▶ **STATED PROBLEM**: Copy all the entries word for word, but omit the pictures.
━━━━━ LISTING
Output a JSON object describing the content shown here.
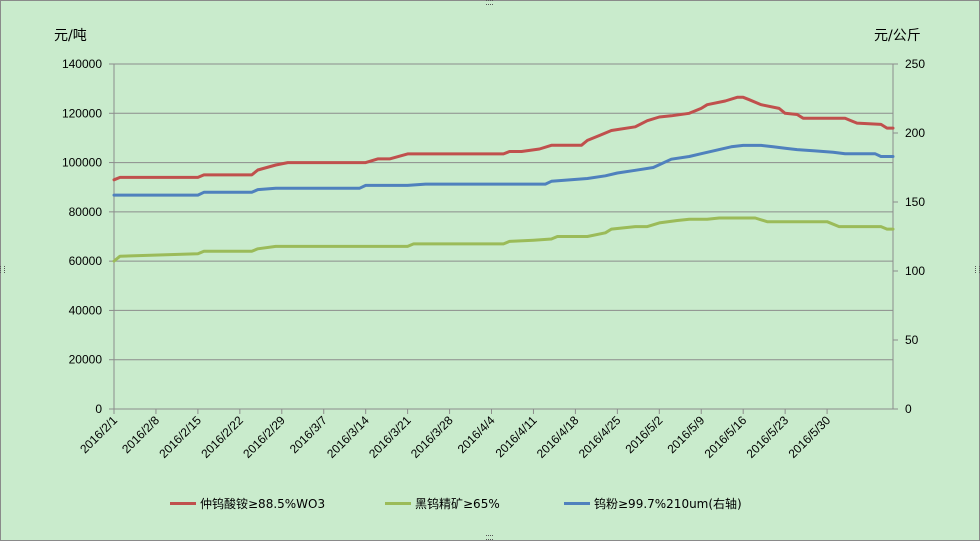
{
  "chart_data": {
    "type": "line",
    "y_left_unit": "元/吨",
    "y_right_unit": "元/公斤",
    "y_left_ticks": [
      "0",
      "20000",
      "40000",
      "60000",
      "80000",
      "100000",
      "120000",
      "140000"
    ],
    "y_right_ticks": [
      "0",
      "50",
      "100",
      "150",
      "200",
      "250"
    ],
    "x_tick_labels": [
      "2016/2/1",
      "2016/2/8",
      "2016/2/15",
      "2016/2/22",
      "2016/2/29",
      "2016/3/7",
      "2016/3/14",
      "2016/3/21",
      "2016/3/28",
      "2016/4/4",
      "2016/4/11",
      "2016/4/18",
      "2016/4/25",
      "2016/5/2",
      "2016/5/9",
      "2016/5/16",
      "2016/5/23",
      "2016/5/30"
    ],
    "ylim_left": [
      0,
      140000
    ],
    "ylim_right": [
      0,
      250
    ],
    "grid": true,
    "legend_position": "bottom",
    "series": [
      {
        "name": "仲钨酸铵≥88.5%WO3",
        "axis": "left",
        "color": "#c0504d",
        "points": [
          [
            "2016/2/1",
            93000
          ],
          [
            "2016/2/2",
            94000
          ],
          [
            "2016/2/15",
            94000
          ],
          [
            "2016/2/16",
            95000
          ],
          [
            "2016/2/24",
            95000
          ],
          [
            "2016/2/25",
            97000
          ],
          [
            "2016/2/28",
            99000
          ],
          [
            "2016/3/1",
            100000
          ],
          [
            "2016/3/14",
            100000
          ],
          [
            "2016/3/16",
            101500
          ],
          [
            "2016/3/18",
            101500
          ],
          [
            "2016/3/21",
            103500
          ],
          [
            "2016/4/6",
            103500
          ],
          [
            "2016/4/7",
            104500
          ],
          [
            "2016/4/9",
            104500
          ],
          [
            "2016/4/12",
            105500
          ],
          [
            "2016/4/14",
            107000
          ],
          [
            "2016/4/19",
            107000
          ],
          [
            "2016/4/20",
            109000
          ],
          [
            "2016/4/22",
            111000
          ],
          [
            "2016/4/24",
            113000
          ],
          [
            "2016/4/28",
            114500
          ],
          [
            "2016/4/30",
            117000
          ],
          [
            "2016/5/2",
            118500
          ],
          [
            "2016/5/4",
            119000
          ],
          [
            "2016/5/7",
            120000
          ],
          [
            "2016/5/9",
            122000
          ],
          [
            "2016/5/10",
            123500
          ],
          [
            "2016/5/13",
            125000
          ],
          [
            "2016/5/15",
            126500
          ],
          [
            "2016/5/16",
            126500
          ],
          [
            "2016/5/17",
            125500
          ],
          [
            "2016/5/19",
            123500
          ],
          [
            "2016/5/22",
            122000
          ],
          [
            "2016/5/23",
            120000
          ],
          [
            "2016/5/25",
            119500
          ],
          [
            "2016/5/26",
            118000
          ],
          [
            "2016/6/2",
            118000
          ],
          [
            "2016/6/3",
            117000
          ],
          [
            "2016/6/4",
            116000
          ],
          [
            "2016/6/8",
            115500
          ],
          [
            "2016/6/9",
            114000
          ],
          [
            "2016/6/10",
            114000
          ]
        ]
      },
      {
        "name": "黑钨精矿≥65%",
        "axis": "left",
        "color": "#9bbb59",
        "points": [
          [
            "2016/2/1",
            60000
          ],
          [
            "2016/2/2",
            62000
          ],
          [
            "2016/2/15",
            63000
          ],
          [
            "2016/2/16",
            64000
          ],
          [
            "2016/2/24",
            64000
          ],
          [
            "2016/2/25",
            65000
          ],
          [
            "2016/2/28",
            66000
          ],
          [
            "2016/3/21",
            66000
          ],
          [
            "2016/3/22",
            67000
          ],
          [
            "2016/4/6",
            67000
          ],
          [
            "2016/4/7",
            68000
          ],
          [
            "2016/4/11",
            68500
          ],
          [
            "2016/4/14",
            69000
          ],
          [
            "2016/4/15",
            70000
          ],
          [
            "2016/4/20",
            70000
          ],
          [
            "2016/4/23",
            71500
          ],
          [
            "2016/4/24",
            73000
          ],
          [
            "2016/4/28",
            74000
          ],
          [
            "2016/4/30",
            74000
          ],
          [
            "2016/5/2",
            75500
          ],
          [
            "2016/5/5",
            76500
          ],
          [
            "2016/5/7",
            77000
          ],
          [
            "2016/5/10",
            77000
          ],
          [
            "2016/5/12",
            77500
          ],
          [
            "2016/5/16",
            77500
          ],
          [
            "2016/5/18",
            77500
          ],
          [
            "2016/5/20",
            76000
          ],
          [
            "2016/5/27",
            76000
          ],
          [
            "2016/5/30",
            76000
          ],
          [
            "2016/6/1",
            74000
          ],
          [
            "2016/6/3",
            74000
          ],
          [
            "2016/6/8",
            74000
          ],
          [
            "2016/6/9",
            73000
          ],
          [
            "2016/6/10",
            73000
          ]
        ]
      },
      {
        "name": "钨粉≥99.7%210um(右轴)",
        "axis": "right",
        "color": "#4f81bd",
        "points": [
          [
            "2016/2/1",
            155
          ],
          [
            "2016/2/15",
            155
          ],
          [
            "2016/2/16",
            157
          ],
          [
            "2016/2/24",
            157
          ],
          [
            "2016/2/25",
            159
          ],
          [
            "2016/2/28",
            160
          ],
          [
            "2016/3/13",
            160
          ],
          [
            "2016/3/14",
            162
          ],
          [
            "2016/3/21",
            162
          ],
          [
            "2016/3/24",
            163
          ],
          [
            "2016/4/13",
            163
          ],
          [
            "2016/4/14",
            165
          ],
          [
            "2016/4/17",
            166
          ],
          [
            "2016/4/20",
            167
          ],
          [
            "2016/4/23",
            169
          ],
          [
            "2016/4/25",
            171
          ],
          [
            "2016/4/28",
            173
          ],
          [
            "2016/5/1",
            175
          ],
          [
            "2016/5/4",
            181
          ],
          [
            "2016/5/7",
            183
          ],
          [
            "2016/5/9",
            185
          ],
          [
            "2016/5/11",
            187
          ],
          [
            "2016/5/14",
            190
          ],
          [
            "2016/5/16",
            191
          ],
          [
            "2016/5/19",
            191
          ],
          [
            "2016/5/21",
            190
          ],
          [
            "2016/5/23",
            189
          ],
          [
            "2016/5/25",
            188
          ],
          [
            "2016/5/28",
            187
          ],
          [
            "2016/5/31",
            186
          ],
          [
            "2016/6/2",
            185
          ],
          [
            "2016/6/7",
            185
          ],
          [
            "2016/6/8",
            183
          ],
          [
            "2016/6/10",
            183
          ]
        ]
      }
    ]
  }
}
━━━━━━━━━━
▶ **EXPECTED ANSWER**:
Output a JSON object describing the content shown here.
{
  "chart_data": {
    "type": "line",
    "y_left_unit": "元/吨",
    "y_right_unit": "元/公斤",
    "y_left_ticks": [
      "0",
      "20000",
      "40000",
      "60000",
      "80000",
      "100000",
      "120000",
      "140000"
    ],
    "y_right_ticks": [
      "0",
      "50",
      "100",
      "150",
      "200",
      "250"
    ],
    "x_tick_labels": [
      "2016/2/1",
      "2016/2/8",
      "2016/2/15",
      "2016/2/22",
      "2016/2/29",
      "2016/3/7",
      "2016/3/14",
      "2016/3/21",
      "2016/3/28",
      "2016/4/4",
      "2016/4/11",
      "2016/4/18",
      "2016/4/25",
      "2016/5/2",
      "2016/5/9",
      "2016/5/16",
      "2016/5/23",
      "2016/5/30"
    ],
    "ylim_left": [
      0,
      140000
    ],
    "ylim_right": [
      0,
      250
    ],
    "grid": true,
    "legend_position": "bottom",
    "series": [
      {
        "name": "仲钨酸铵≥88.5%WO3",
        "axis": "left",
        "color": "#c0504d",
        "points": [
          [
            "2016/2/1",
            93000
          ],
          [
            "2016/2/2",
            94000
          ],
          [
            "2016/2/15",
            94000
          ],
          [
            "2016/2/16",
            95000
          ],
          [
            "2016/2/24",
            95000
          ],
          [
            "2016/2/25",
            97000
          ],
          [
            "2016/2/28",
            99000
          ],
          [
            "2016/3/1",
            100000
          ],
          [
            "2016/3/14",
            100000
          ],
          [
            "2016/3/16",
            101500
          ],
          [
            "2016/3/18",
            101500
          ],
          [
            "2016/3/21",
            103500
          ],
          [
            "2016/4/6",
            103500
          ],
          [
            "2016/4/7",
            104500
          ],
          [
            "2016/4/9",
            104500
          ],
          [
            "2016/4/12",
            105500
          ],
          [
            "2016/4/14",
            107000
          ],
          [
            "2016/4/19",
            107000
          ],
          [
            "2016/4/20",
            109000
          ],
          [
            "2016/4/22",
            111000
          ],
          [
            "2016/4/24",
            113000
          ],
          [
            "2016/4/28",
            114500
          ],
          [
            "2016/4/30",
            117000
          ],
          [
            "2016/5/2",
            118500
          ],
          [
            "2016/5/4",
            119000
          ],
          [
            "2016/5/7",
            120000
          ],
          [
            "2016/5/9",
            122000
          ],
          [
            "2016/5/10",
            123500
          ],
          [
            "2016/5/13",
            125000
          ],
          [
            "2016/5/15",
            126500
          ],
          [
            "2016/5/16",
            126500
          ],
          [
            "2016/5/17",
            125500
          ],
          [
            "2016/5/19",
            123500
          ],
          [
            "2016/5/22",
            122000
          ],
          [
            "2016/5/23",
            120000
          ],
          [
            "2016/5/25",
            119500
          ],
          [
            "2016/5/26",
            118000
          ],
          [
            "2016/6/2",
            118000
          ],
          [
            "2016/6/3",
            117000
          ],
          [
            "2016/6/4",
            116000
          ],
          [
            "2016/6/8",
            115500
          ],
          [
            "2016/6/9",
            114000
          ],
          [
            "2016/6/10",
            114000
          ]
        ]
      },
      {
        "name": "黑钨精矿≥65%",
        "axis": "left",
        "color": "#9bbb59",
        "points": [
          [
            "2016/2/1",
            60000
          ],
          [
            "2016/2/2",
            62000
          ],
          [
            "2016/2/15",
            63000
          ],
          [
            "2016/2/16",
            64000
          ],
          [
            "2016/2/24",
            64000
          ],
          [
            "2016/2/25",
            65000
          ],
          [
            "2016/2/28",
            66000
          ],
          [
            "2016/3/21",
            66000
          ],
          [
            "2016/3/22",
            67000
          ],
          [
            "2016/4/6",
            67000
          ],
          [
            "2016/4/7",
            68000
          ],
          [
            "2016/4/11",
            68500
          ],
          [
            "2016/4/14",
            69000
          ],
          [
            "2016/4/15",
            70000
          ],
          [
            "2016/4/20",
            70000
          ],
          [
            "2016/4/23",
            71500
          ],
          [
            "2016/4/24",
            73000
          ],
          [
            "2016/4/28",
            74000
          ],
          [
            "2016/4/30",
            74000
          ],
          [
            "2016/5/2",
            75500
          ],
          [
            "2016/5/5",
            76500
          ],
          [
            "2016/5/7",
            77000
          ],
          [
            "2016/5/10",
            77000
          ],
          [
            "2016/5/12",
            77500
          ],
          [
            "2016/5/16",
            77500
          ],
          [
            "2016/5/18",
            77500
          ],
          [
            "2016/5/20",
            76000
          ],
          [
            "2016/5/27",
            76000
          ],
          [
            "2016/5/30",
            76000
          ],
          [
            "2016/6/1",
            74000
          ],
          [
            "2016/6/3",
            74000
          ],
          [
            "2016/6/8",
            74000
          ],
          [
            "2016/6/9",
            73000
          ],
          [
            "2016/6/10",
            73000
          ]
        ]
      },
      {
        "name": "钨粉≥99.7%210um(右轴)",
        "axis": "right",
        "color": "#4f81bd",
        "points": [
          [
            "2016/2/1",
            155
          ],
          [
            "2016/2/15",
            155
          ],
          [
            "2016/2/16",
            157
          ],
          [
            "2016/2/24",
            157
          ],
          [
            "2016/2/25",
            159
          ],
          [
            "2016/2/28",
            160
          ],
          [
            "2016/3/13",
            160
          ],
          [
            "2016/3/14",
            162
          ],
          [
            "2016/3/21",
            162
          ],
          [
            "2016/3/24",
            163
          ],
          [
            "2016/4/13",
            163
          ],
          [
            "2016/4/14",
            165
          ],
          [
            "2016/4/17",
            166
          ],
          [
            "2016/4/20",
            167
          ],
          [
            "2016/4/23",
            169
          ],
          [
            "2016/4/25",
            171
          ],
          [
            "2016/4/28",
            173
          ],
          [
            "2016/5/1",
            175
          ],
          [
            "2016/5/4",
            181
          ],
          [
            "2016/5/7",
            183
          ],
          [
            "2016/5/9",
            185
          ],
          [
            "2016/5/11",
            187
          ],
          [
            "2016/5/14",
            190
          ],
          [
            "2016/5/16",
            191
          ],
          [
            "2016/5/19",
            191
          ],
          [
            "2016/5/21",
            190
          ],
          [
            "2016/5/23",
            189
          ],
          [
            "2016/5/25",
            188
          ],
          [
            "2016/5/28",
            187
          ],
          [
            "2016/5/31",
            186
          ],
          [
            "2016/6/2",
            185
          ],
          [
            "2016/6/7",
            185
          ],
          [
            "2016/6/8",
            183
          ],
          [
            "2016/6/10",
            183
          ]
        ]
      }
    ]
  }
}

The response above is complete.